══ Records to use ══

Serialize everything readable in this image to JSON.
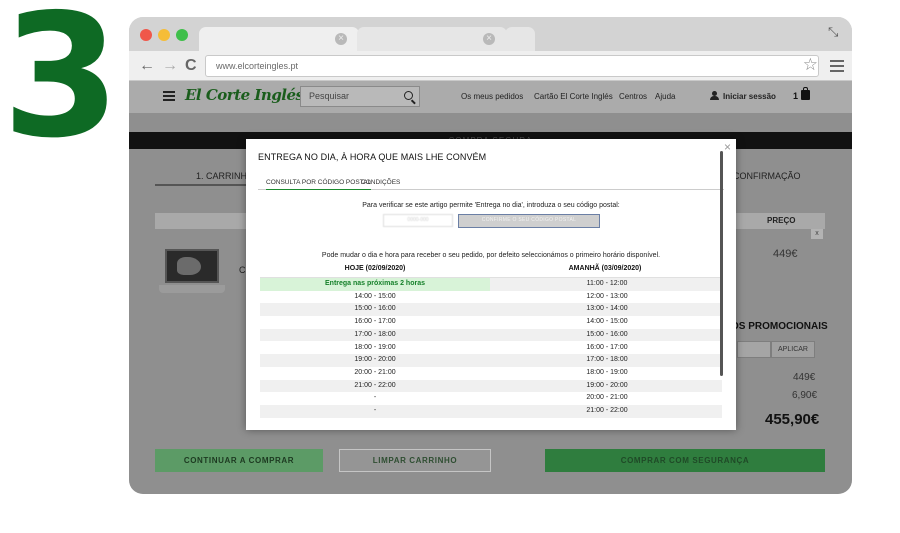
{
  "step_number": "3",
  "browser": {
    "url": "www.elcorteingles.pt",
    "tab_close": "×",
    "back": "←",
    "forward": "→",
    "reload": "C",
    "star": "☆",
    "expand": "⤡"
  },
  "header": {
    "logo": "El Corte Inglés",
    "search_placeholder": "Pesquisar",
    "links": [
      "Os meus pedidos",
      "Cartão El Corte Inglés",
      "Centros",
      "Ajuda"
    ],
    "login": "Iniciar sessão",
    "cart_count": "1"
  },
  "checkout": {
    "band_text": "COMPRA SEGURA",
    "step_1": "1. CARRINHO",
    "step_last": "CONFIRMAÇÃO",
    "price_header": "PREÇO",
    "remove": "x",
    "product_initial": "C",
    "item_price": "449€",
    "promo_title": "OS PROMOCIONAIS",
    "apply": "APLICAR",
    "subtotal": "449€",
    "shipping": "6,90€",
    "total": "455,90€",
    "continue_shopping": "CONTINUAR A COMPRAR",
    "clear_cart": "LIMPAR CARRINHO",
    "buy_securely": "COMPRAR COM SEGURANÇA"
  },
  "modal": {
    "close": "×",
    "title": "ENTREGA NO DIA, À HORA QUE MAIS LHE CONVÉM",
    "tabs": [
      "CONSULTA POR CÓDIGO POSTAL",
      "CONDIÇÕES"
    ],
    "postal_intro": "Para verificar se este artigo permite 'Entrega no dia', introduza o seu código postal:",
    "postal_value": "0000-000",
    "confirm_button": "CONFIRME O SEU CÓDIGO POSTAL",
    "change_note": "Pode mudar o dia e hora para receber o seu pedido, por defeito seleccionámos o primeiro horário disponível.",
    "today_header": "HOJE (02/09/2020)",
    "tomorrow_header": "AMANHÃ (03/09/2020)",
    "today_slots": [
      "Entrega nas próximas 2 horas",
      "14:00 - 15:00",
      "15:00 - 16:00",
      "16:00 - 17:00",
      "17:00 - 18:00",
      "18:00 - 19:00",
      "19:00 - 20:00",
      "20:00 - 21:00",
      "21:00 - 22:00",
      "-",
      "-"
    ],
    "tomorrow_slots": [
      "11:00 - 12:00",
      "12:00 - 13:00",
      "13:00 - 14:00",
      "14:00 - 15:00",
      "15:00 - 16:00",
      "16:00 - 17:00",
      "17:00 - 18:00",
      "18:00 - 19:00",
      "19:00 - 20:00",
      "20:00 - 21:00",
      "21:00 - 22:00"
    ]
  }
}
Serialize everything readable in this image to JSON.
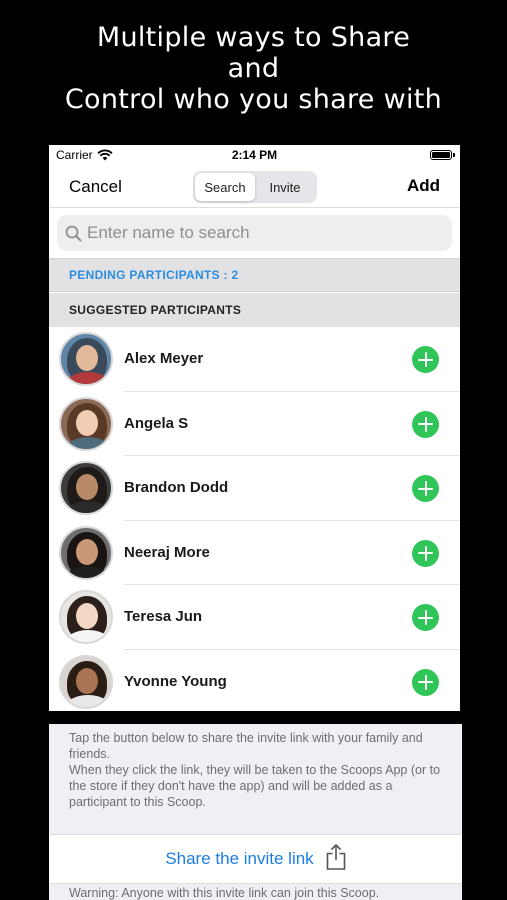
{
  "headline": [
    "Multiple ways to Share",
    "and",
    "Control who you share with"
  ],
  "status_bar": {
    "carrier": "Carrier",
    "time": "2:14 PM"
  },
  "nav": {
    "cancel": "Cancel",
    "add": "Add",
    "tabs": [
      "Search",
      "Invite"
    ],
    "active_tab": "Search"
  },
  "search": {
    "placeholder": "Enter name to search"
  },
  "sections": {
    "pending": "PENDING PARTICIPANTS : 2",
    "suggested": "SUGGESTED PARTICIPANTS"
  },
  "participants": [
    {
      "name": "Alex Meyer"
    },
    {
      "name": "Angela S"
    },
    {
      "name": "Brandon Dodd"
    },
    {
      "name": "Neeraj More"
    },
    {
      "name": "Teresa Jun"
    },
    {
      "name": "Yvonne Young"
    }
  ],
  "invite_panel": {
    "info_line1": "Tap the button below to share the invite link with your family and friends.",
    "info_line2": "When they click the link, they will be taken to the Scoops App (or to the store if they don't have the app) and will be added as a participant to this Scoop.",
    "share_label": "Share the invite link",
    "warning": "Warning: Anyone with this invite link can join this Scoop."
  },
  "colors": {
    "accent_blue": "#1a7fe0",
    "add_green": "#2fc559",
    "section_bg": "#e2e2e4"
  },
  "icons": {
    "search": "magnifier-icon",
    "add": "plus-circle-icon",
    "share": "share-icon",
    "wifi": "wifi-icon",
    "battery": "battery-icon"
  }
}
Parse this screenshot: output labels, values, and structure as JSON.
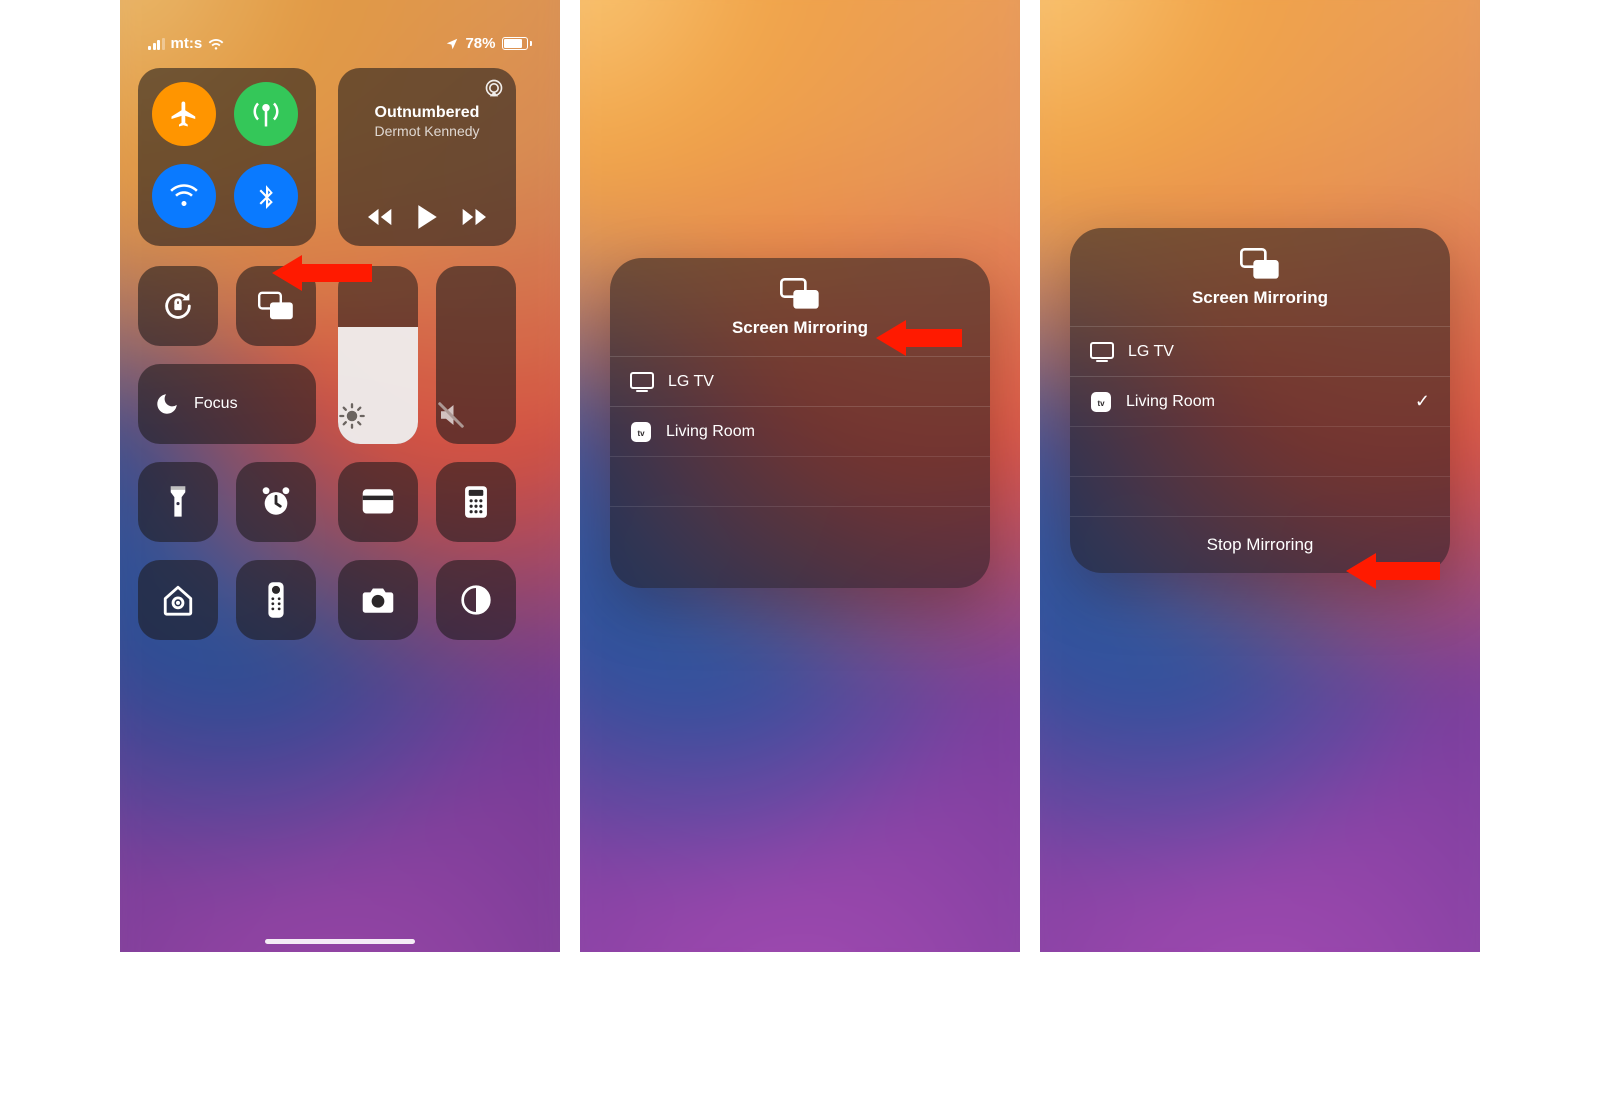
{
  "status": {
    "carrier": "mt:s",
    "battery_percent": "78%"
  },
  "media": {
    "title": "Outnumbered",
    "artist": "Dermot Kennedy"
  },
  "focus_label": "Focus",
  "screen_mirroring": {
    "title": "Screen Mirroring",
    "devices": [
      {
        "name": "LG TV",
        "icon": "tv"
      },
      {
        "name": "Living Room",
        "icon": "apple-tv"
      }
    ],
    "selected_index": 1,
    "stop_label": "Stop Mirroring"
  }
}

═══

> _Aim of the task_
Omit the pictures and retype exactly the lines from the one with "Parse this screenshot: output" through the final line, both ends included.

> _Finished exercise_
Parse this screenshot: output labels, values, and structure as JSON.
{
  "status": {
    "carrier": "mt:s",
    "battery_percent": "78%"
  },
  "media": {
    "title": "Outnumbered",
    "artist": "Dermot Kennedy"
  },
  "focus_label": "Focus",
  "screen_mirroring": {
    "title": "Screen Mirroring",
    "devices": [
      {
        "name": "LG TV",
        "icon": "tv"
      },
      {
        "name": "Living Room",
        "icon": "apple-tv"
      }
    ],
    "selected_index": 1,
    "stop_label": "Stop Mirroring"
  }
}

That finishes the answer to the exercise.